# [STATED GOAL]
Copy each line where the word "name" occurs.

┌────────

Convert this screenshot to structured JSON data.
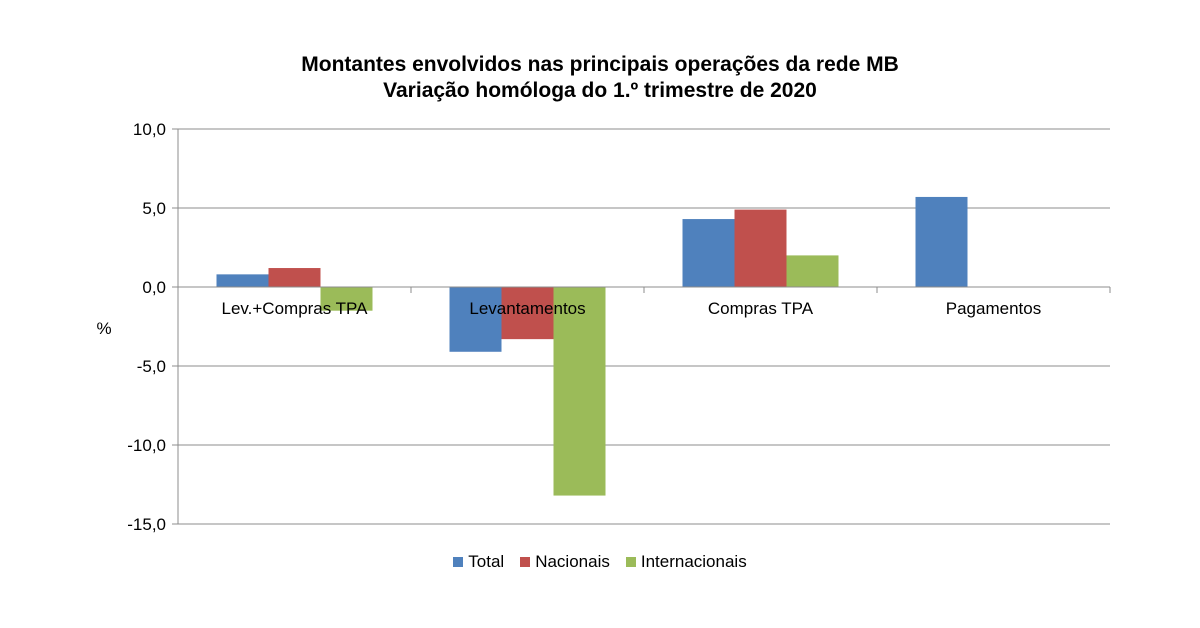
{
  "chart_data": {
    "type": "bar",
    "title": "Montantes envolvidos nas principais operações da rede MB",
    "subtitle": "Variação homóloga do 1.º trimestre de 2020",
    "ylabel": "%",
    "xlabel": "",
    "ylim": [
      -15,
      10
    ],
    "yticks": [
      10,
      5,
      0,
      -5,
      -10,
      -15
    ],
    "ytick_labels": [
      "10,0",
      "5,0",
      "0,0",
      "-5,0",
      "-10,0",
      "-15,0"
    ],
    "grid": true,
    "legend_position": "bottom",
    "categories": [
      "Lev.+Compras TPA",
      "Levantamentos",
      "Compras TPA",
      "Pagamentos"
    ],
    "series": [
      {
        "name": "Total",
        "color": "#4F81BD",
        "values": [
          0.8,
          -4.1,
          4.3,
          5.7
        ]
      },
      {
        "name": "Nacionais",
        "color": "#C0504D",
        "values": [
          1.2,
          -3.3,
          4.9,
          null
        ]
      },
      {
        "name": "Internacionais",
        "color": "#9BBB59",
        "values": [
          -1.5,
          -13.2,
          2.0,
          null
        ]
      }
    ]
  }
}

└────────

# [PROBLEM SOLUTION]
        "name": "Total",
        "name": "Nacionais",
        "name": "Internacionais",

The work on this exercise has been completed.